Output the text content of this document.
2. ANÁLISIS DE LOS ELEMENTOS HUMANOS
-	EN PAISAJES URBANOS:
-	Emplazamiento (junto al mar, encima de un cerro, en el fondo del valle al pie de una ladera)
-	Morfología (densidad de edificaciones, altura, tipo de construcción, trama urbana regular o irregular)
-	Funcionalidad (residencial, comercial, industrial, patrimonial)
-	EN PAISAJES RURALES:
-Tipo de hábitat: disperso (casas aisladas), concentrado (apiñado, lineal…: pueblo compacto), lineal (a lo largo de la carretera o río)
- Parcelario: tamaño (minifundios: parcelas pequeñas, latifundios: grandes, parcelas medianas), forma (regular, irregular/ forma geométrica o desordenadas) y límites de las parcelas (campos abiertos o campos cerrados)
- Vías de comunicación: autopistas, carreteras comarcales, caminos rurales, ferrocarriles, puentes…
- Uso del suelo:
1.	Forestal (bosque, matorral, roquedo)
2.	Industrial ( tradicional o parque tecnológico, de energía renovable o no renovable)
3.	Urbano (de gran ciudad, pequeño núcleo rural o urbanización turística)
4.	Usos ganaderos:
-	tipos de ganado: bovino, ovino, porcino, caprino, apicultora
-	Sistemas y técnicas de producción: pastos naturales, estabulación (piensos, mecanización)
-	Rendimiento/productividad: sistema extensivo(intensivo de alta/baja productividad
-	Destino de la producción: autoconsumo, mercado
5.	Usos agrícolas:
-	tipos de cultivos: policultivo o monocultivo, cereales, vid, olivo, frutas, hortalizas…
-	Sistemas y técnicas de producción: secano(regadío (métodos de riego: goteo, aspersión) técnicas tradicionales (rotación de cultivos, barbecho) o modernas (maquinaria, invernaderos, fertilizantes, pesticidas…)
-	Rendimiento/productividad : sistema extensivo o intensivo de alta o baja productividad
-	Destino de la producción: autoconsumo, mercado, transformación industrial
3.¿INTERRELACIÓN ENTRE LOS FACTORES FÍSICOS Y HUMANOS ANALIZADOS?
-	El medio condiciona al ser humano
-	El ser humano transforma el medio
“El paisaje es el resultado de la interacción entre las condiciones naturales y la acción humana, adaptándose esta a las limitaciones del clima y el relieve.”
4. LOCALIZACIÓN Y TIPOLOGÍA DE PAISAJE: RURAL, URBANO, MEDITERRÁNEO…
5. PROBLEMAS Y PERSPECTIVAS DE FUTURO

Problem requirements: The word "regular" may appear on some lines. Report how many lines hold it, giving the number alone.

Task response: 2